=== Stated problem ===
Reproduce verbatim the part of the lines below that opens with the line containing "List each element" and closes with the line containing "text-line: Questo traffico", both ends included, leaving out the pictures.

=== Dataset extract ===
┏━━
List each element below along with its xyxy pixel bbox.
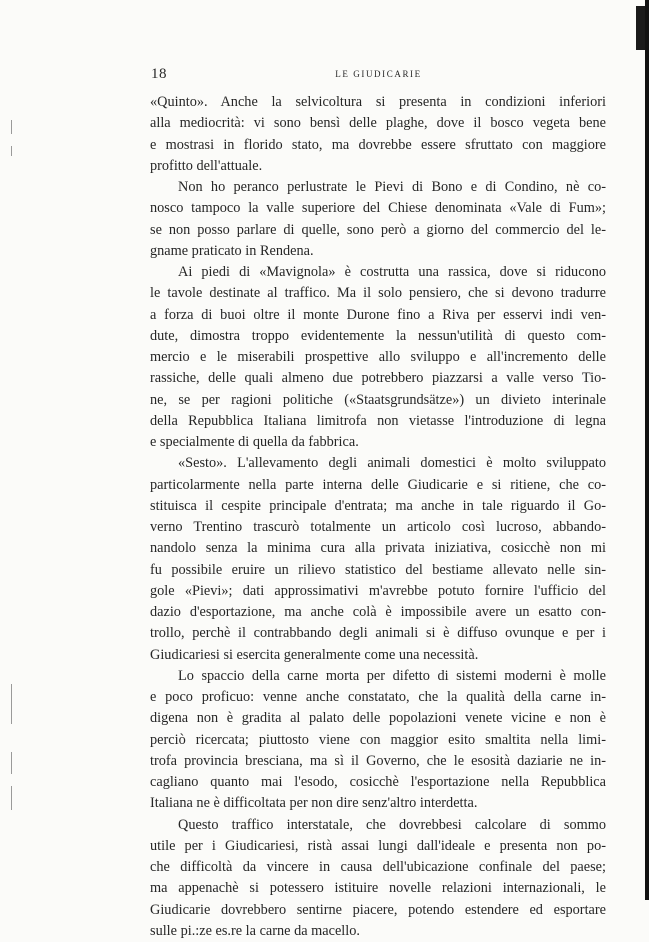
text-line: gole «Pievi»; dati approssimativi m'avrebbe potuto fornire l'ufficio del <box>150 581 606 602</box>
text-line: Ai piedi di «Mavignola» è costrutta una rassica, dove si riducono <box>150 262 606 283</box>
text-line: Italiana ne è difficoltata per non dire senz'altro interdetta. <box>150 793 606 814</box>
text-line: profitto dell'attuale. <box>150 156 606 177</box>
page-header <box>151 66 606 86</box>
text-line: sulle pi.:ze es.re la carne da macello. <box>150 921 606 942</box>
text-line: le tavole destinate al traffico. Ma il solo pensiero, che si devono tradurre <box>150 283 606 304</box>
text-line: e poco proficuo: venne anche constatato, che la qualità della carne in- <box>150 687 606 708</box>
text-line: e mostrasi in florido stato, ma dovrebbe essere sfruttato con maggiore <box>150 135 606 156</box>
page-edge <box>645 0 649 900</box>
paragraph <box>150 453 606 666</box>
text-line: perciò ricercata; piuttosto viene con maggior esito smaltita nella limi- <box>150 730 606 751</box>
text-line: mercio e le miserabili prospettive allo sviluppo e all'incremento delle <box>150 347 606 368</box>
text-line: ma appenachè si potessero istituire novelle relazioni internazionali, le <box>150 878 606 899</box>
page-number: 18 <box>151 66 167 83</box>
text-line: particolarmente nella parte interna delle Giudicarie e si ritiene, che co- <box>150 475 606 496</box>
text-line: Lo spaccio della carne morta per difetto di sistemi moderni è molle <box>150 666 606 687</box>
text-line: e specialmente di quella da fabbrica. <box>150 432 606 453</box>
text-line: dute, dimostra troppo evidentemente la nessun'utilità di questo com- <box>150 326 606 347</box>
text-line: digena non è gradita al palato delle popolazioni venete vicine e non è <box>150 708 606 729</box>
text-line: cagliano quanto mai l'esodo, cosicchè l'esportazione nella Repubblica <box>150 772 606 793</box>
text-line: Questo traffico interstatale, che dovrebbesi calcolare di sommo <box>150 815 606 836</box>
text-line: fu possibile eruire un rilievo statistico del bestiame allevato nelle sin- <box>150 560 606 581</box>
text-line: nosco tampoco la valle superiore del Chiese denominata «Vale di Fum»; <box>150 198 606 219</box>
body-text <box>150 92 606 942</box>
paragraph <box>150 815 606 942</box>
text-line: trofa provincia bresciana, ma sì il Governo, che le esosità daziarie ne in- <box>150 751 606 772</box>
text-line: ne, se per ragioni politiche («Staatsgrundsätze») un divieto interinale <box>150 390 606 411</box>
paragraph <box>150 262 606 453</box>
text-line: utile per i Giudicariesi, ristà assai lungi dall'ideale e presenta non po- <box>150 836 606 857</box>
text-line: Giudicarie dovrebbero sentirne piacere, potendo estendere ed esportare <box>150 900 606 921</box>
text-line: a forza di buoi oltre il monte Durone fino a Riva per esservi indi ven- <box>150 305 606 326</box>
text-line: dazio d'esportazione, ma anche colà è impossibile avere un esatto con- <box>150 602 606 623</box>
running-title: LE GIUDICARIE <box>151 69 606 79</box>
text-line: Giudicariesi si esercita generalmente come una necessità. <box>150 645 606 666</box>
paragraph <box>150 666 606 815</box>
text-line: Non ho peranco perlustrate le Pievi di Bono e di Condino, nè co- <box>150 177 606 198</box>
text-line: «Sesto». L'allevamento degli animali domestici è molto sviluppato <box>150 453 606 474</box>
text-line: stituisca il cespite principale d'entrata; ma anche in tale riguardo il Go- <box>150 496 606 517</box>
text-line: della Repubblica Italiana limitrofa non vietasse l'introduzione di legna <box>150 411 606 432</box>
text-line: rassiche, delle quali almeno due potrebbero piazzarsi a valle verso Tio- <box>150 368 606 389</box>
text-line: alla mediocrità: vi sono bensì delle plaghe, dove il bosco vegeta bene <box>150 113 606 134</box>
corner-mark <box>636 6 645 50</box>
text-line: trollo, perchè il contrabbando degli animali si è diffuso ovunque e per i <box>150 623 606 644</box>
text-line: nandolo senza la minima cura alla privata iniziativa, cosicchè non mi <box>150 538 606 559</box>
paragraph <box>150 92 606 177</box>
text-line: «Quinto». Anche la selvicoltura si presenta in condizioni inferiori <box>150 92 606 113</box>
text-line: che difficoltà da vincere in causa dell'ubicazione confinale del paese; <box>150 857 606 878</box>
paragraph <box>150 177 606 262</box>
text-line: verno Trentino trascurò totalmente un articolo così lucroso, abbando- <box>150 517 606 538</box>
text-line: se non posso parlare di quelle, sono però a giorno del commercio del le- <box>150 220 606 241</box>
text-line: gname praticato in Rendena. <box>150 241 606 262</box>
┗━━
┏━━
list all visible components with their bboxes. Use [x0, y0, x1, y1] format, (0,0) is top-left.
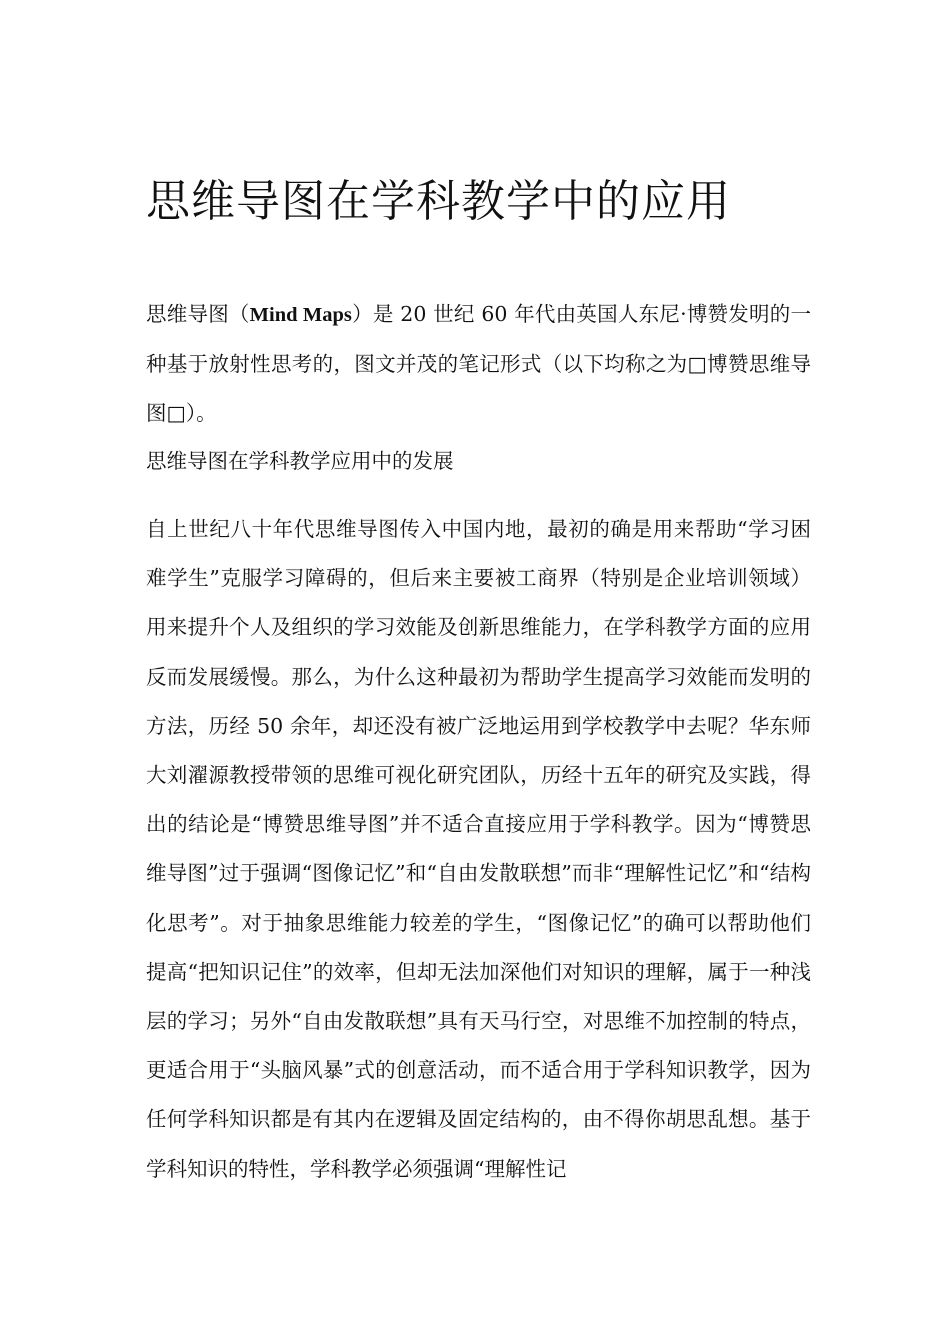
┗━━
=== Task answer ===
List each element below along with its xyxy pixel bbox.
text-line: gole «Pievi»; dati approssimativi m'avrebbe potuto fornire l'ufficio del <box>150 581 606 602</box>
text-line: Ai piedi di «Mavignola» è costrutta una rassica, dove si riducono <box>150 262 606 283</box>
text-line: Italiana ne è difficoltata per non dire senz'altro interdetta. <box>150 793 606 814</box>
text-line: profitto dell'attuale. <box>150 156 606 177</box>
page-header <box>151 66 606 86</box>
text-line: sulle pi.:ze es.re la carne da macello. <box>150 921 606 942</box>
text-line: le tavole destinate al traffico. Ma il solo pensiero, che si devono tradurre <box>150 283 606 304</box>
text-line: e poco proficuo: venne anche constatato, che la qualità della carne in- <box>150 687 606 708</box>
text-line: e mostrasi in florido stato, ma dovrebbe essere sfruttato con maggiore <box>150 135 606 156</box>
page-edge <box>645 0 649 900</box>
paragraph <box>150 453 606 666</box>
text-line: perciò ricercata; piuttosto viene con maggior esito smaltita nella limi- <box>150 730 606 751</box>
text-line: mercio e le miserabili prospettive allo sviluppo e all'incremento delle <box>150 347 606 368</box>
text-line: ma appenachè si potessero istituire novelle relazioni internazionali, le <box>150 878 606 899</box>
page-number: 18 <box>151 66 167 83</box>
text-line: particolarmente nella parte interna delle Giudicarie e si ritiene, che co- <box>150 475 606 496</box>
text-line: Lo spaccio della carne morta per difetto di sistemi moderni è molle <box>150 666 606 687</box>
text-line: e specialmente di quella da fabbrica. <box>150 432 606 453</box>
text-line: dute, dimostra troppo evidentemente la nessun'utilità di questo com- <box>150 326 606 347</box>
text-line: digena non è gradita al palato delle popolazioni venete vicine e non è <box>150 708 606 729</box>
text-line: cagliano quanto mai l'esodo, cosicchè l'esportazione nella Repubblica <box>150 772 606 793</box>
text-line: Questo traffico interstatale, che dovrebbesi calcolare di sommo <box>150 815 606 836</box>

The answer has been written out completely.